### [REQUIRED TASK]
Identify and copy all lines of the material where the string "Wireless" is found.

### [STORED DATA]
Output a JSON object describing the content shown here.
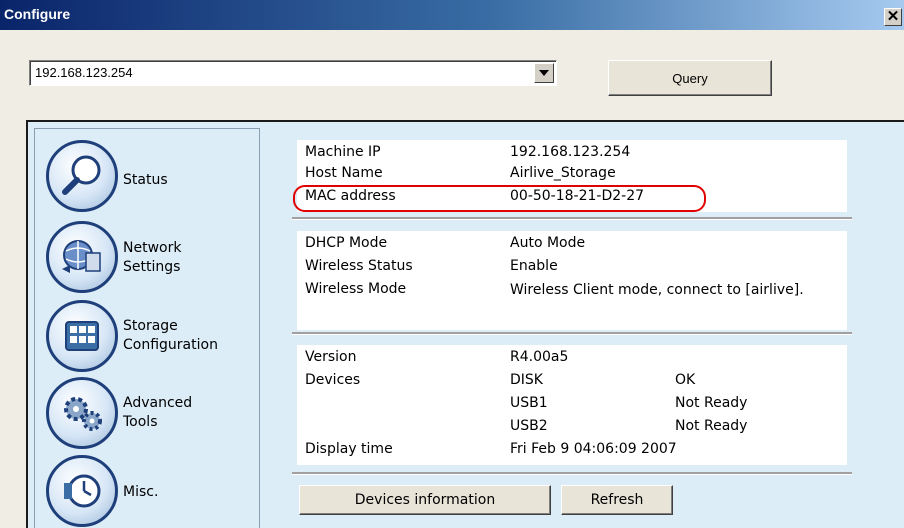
{
  "window": {
    "title": "Configure",
    "close_glyph": "✕"
  },
  "address": {
    "value": "192.168.123.254"
  },
  "toolbar": {
    "query_label": "Query"
  },
  "sidebar": {
    "items": [
      {
        "label_line1": "Status",
        "label_line2": "",
        "icon": "magnifier-icon"
      },
      {
        "label_line1": "Network",
        "label_line2": "Settings",
        "icon": "network-globe-icon"
      },
      {
        "label_line1": "Storage",
        "label_line2": "Configuration",
        "icon": "storage-grid-icon"
      },
      {
        "label_line1": "Advanced",
        "label_line2": "Tools",
        "icon": "gears-icon"
      },
      {
        "label_line1": "Misc.",
        "label_line2": "",
        "icon": "clock-icon"
      }
    ]
  },
  "machine": {
    "ip_label": "Machine IP",
    "ip_value": "192.168.123.254",
    "host_label": "Host Name",
    "host_value": "Airlive_Storage",
    "mac_label": "MAC address",
    "mac_value": "00-50-18-21-D2-27"
  },
  "network": {
    "dhcp_label": "DHCP Mode",
    "dhcp_value": "Auto Mode",
    "wstatus_label": "Wireless Status",
    "wstatus_value": "Enable",
    "wmode_label": "Wireless Mode",
    "wmode_value": "Wireless Client mode, connect to [airlive]."
  },
  "system": {
    "version_label": "Version",
    "version_value": "R4.00a5",
    "devices_label": "Devices",
    "devices": [
      {
        "name": "DISK",
        "state": "OK"
      },
      {
        "name": "USB1",
        "state": "Not Ready"
      },
      {
        "name": "USB2",
        "state": "Not Ready"
      }
    ],
    "time_label": "Display time",
    "time_value": "Fri Feb 9 04:06:09 2007"
  },
  "actions": {
    "devices_info_label": "Devices information",
    "refresh_label": "Refresh"
  },
  "colors": {
    "title_bar": "#0a246a",
    "panel_bg": "#dcedf8",
    "highlight": "#e00000",
    "icon_ring": "#1e3f7a"
  }
}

### [EXERCISE ANSWER]
    "wstatus_label": "Wireless Status",
    "wmode_label": "Wireless Mode",
    "wmode_value": "Wireless Client mode, connect to [airlive]."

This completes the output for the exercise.